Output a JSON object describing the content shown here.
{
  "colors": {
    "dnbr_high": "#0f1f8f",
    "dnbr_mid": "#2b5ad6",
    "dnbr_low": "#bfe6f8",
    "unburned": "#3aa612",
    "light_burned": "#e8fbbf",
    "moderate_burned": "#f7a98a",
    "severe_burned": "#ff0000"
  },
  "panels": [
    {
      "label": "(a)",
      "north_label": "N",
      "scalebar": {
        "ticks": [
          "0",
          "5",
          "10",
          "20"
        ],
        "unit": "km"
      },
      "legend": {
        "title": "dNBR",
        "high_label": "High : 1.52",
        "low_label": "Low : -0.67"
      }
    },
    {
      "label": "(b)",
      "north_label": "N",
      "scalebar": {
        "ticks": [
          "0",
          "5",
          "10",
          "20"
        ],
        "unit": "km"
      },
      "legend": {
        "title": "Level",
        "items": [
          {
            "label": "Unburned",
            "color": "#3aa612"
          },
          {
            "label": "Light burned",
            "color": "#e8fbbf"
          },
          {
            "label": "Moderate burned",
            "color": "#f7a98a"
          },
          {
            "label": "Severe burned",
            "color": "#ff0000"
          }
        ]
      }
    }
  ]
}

* * * * * * * * *

▶ Set task: Print every line of the records exactly. Omit nothing.

▶ Solution to this task:
Output a JSON object describing the content shown here.
{
  "colors": {
    "dnbr_high": "#0f1f8f",
    "dnbr_mid": "#2b5ad6",
    "dnbr_low": "#bfe6f8",
    "unburned": "#3aa612",
    "light_burned": "#e8fbbf",
    "moderate_burned": "#f7a98a",
    "severe_burned": "#ff0000"
  },
  "panels": [
    {
      "label": "(a)",
      "north_label": "N",
      "scalebar": {
        "ticks": [
          "0",
          "5",
          "10",
          "20"
        ],
        "unit": "km"
      },
      "legend": {
        "title": "dNBR",
        "high_label": "High : 1.52",
        "low_label": "Low : -0.67"
      }
    },
    {
      "label": "(b)",
      "north_label": "N",
      "scalebar": {
        "ticks": [
          "0",
          "5",
          "10",
          "20"
        ],
        "unit": "km"
      },
      "legend": {
        "title": "Level",
        "items": [
          {
            "label": "Unburned",
            "color": "#3aa612"
          },
          {
            "label": "Light burned",
            "color": "#e8fbbf"
          },
          {
            "label": "Moderate burned",
            "color": "#f7a98a"
          },
          {
            "label": "Severe burned",
            "color": "#ff0000"
          }
        ]
      }
    }
  ]
}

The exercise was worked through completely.